## start PROVIDED ENTRIES
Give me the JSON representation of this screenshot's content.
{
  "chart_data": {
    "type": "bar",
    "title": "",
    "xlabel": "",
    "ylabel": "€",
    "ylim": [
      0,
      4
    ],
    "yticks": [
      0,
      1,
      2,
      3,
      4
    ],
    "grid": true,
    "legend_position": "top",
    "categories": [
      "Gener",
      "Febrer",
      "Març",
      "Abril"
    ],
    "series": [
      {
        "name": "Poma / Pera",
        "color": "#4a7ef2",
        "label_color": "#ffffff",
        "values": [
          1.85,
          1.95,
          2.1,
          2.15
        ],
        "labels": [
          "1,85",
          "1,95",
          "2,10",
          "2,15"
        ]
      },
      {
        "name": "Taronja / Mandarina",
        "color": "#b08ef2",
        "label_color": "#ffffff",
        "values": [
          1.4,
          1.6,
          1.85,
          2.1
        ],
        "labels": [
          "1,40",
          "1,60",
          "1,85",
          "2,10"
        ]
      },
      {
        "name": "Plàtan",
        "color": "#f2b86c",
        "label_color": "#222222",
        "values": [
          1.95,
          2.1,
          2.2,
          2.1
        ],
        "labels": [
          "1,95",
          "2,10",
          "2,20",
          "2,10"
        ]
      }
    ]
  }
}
## end PROVIDED ENTRIES
Count the lines of the data that contain the string "name", and reply with that number alone.

■ WRITTEN RESPONSE
3